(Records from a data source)
★ ★ ★ ★
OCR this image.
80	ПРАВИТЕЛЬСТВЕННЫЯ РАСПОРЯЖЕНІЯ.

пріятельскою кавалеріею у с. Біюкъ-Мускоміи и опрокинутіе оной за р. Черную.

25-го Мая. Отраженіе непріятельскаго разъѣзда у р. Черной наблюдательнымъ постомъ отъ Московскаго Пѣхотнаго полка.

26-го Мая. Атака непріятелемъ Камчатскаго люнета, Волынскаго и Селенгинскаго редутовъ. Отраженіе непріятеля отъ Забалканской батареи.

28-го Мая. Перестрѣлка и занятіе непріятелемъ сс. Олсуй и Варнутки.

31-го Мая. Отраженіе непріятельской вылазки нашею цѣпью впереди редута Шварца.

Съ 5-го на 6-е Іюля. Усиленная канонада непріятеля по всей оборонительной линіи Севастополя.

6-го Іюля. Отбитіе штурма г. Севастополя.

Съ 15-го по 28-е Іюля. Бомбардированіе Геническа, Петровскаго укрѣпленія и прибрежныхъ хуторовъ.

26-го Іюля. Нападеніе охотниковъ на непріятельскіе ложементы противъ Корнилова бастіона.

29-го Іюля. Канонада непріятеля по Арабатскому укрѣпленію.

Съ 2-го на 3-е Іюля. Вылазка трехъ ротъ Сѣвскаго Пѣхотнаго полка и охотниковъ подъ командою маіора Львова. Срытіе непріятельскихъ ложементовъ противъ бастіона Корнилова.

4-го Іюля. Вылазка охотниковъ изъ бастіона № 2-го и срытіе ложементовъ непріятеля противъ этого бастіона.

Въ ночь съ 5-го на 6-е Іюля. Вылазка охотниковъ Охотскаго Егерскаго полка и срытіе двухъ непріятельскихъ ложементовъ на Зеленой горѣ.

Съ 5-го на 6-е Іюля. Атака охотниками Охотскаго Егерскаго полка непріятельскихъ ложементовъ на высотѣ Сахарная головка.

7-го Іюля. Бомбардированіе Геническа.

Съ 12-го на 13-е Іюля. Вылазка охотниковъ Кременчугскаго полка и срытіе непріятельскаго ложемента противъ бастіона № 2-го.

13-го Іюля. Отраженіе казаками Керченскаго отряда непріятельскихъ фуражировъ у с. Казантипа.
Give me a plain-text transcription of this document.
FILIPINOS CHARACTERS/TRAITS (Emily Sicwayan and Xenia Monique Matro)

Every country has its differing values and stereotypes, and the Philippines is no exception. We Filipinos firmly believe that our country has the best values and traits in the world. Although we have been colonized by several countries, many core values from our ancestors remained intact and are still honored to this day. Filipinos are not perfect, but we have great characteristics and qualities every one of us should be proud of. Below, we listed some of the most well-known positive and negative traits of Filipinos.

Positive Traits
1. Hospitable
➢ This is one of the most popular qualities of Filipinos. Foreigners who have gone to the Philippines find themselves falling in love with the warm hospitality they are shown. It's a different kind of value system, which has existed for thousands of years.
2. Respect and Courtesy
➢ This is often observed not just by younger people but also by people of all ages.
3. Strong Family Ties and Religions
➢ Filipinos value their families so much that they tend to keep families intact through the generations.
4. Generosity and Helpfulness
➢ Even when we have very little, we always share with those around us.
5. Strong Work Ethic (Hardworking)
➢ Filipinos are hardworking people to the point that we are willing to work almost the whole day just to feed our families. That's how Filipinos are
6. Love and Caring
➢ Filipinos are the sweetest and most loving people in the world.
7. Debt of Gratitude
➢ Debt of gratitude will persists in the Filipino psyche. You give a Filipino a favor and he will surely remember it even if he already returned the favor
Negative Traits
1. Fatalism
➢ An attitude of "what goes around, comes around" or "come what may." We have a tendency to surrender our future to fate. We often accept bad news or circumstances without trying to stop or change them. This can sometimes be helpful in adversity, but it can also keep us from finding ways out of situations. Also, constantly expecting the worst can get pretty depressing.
★ ★ ★ ★
INSTRUCTIONS FOR THE TASK: Find the lines containing "families" and pull them out.

EXERCISE SOLUTION:
➢ Filipinos value their families so much that they tend to keep families intact through the generations.
➢ Filipinos are hardworking people to the point that we are willing to work almost the whole day just to feed our families. That's how Filipinos are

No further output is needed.